[start Record set]

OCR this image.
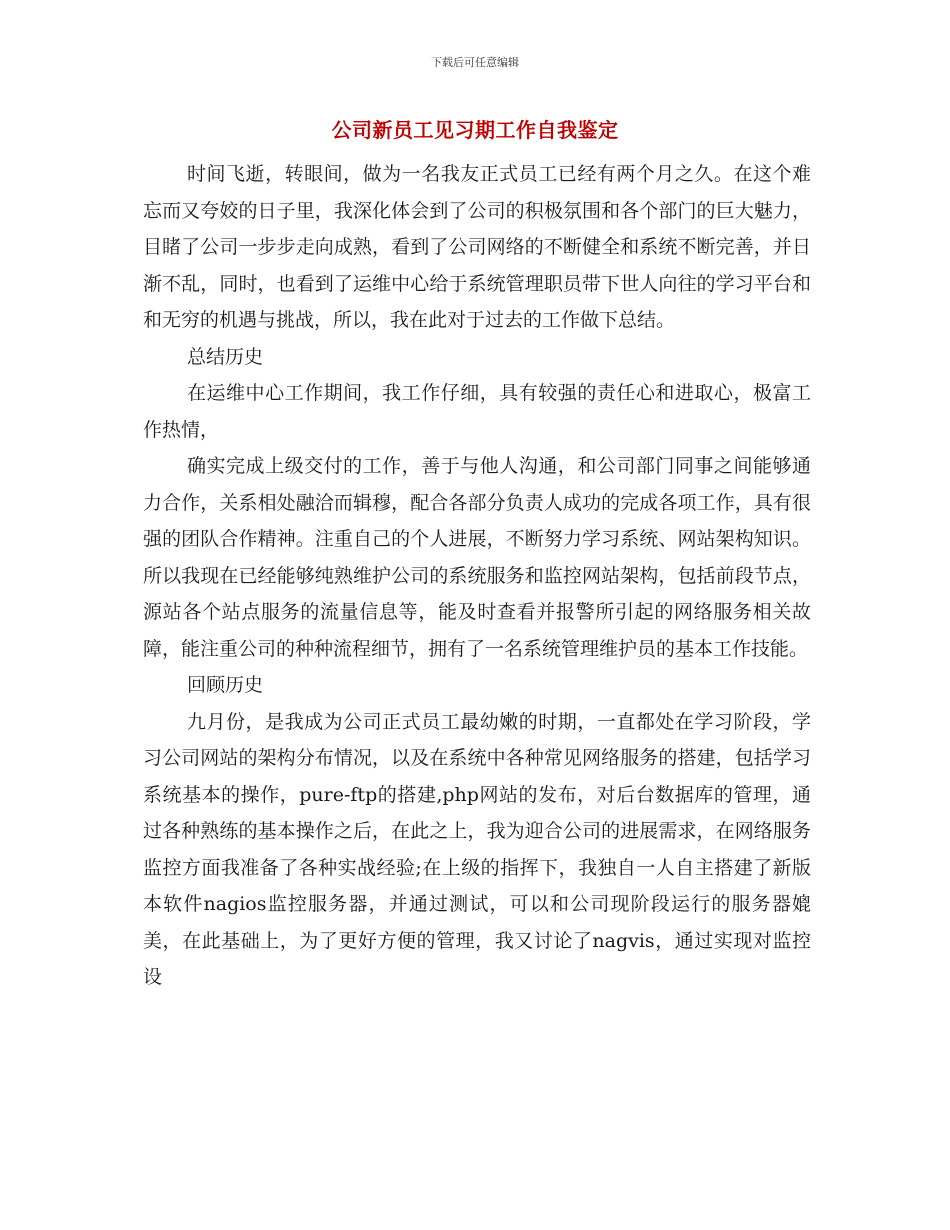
下载后可任意编辑
公司新员工见习期工作自我鉴定

时间飞逝，转眼间，做为一名我友正式员工已经有两个月之久。在这个难忘而又夸姣的日子里，我深化体会到了公司的积极氛围和各个部门的巨大魅力，目睹了公司一步步走向成熟，看到了公司网络的不断健全和系统不断完善，并日渐不乱，同时，也看到了运维中心给于系统管理职员带下世人向往的学习平台和和无穷的机遇与挑战，所以，我在此对于过去的工作做下总结。

总结历史

在运维中心工作期间，我工作仔细，具有较强的责任心和进取心，极富工作热情，

确实完成上级交付的工作，善于与他人沟通，和公司部门同事之间能够通力合作，关系相处融洽而辑穆，配合各部分负责人成功的完成各项工作，具有很强的团队合作精神。注重自己的个人进展，不断努力学习系统、网站架构知识。所以我现在已经能够纯熟维护公司的系统服务和监控网站架构，包括前段节点，源站各个站点服务的流量信息等，能及时查看并报警所引起的网络服务相关故障，能注重公司的种种流程细节，拥有了一名系统管理维护员的基本工作技能。

回顾历史

九月份，是我成为公司正式员工最幼嫩的时期，一直都处在学习阶段，学习公司网站的架构分布情况，以及在系统中各种常见网络服务的搭建，包括学习系统基本的操作，pure-ftp的搭建,php网站的发布，对后台数据库的管理，通过各种熟练的基本操作之后，在此之上，我为迎合公司的进展需求，在网络服务监控方面我准备了各种实战经验;在上级的指挥下，我独自一人自主搭建了新版本软件nagios监控服务器，并通过测试，可以和公司现阶段运行的服务器媲美，在此基础上，为了更好方便的管理，我又讨论了nagvis，通过实现对监控设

[end Record set]

Problem statement – Restate every record exactly, please; do not copy the pictures.

Task response –
OCR this image.
下载后可任意编辑
公司新员工见习期工作自我鉴定

时间飞逝，转眼间，做为一名我友正式员工已经有两个月之久。在这个难忘而又夸姣的日子里，我深化体会到了公司的积极氛围和各个部门的巨大魅力，目睹了公司一步步走向成熟，看到了公司网络的不断健全和系统不断完善，并日渐不乱，同时，也看到了运维中心给于系统管理职员带下世人向往的学习平台和和无穷的机遇与挑战，所以，我在此对于过去的工作做下总结。

总结历史

在运维中心工作期间，我工作仔细，具有较强的责任心和进取心，极富工作热情，

确实完成上级交付的工作，善于与他人沟通，和公司部门同事之间能够通力合作，关系相处融洽而辑穆，配合各部分负责人成功的完成各项工作，具有很强的团队合作精神。注重自己的个人进展，不断努力学习系统、网站架构知识。所以我现在已经能够纯熟维护公司的系统服务和监控网站架构，包括前段节点，源站各个站点服务的流量信息等，能及时查看并报警所引起的网络服务相关故障，能注重公司的种种流程细节，拥有了一名系统管理维护员的基本工作技能。

回顾历史

九月份，是我成为公司正式员工最幼嫩的时期，一直都处在学习阶段，学习公司网站的架构分布情况，以及在系统中各种常见网络服务的搭建，包括学习系统基本的操作，pure-ftp的搭建,php网站的发布，对后台数据库的管理，通过各种熟练的基本操作之后，在此之上，我为迎合公司的进展需求，在网络服务监控方面我准备了各种实战经验;在上级的指挥下，我独自一人自主搭建了新版本软件nagios监控服务器，并通过测试，可以和公司现阶段运行的服务器媲美，在此基础上，为了更好方便的管理，我又讨论了nagvis，通过实现对监控设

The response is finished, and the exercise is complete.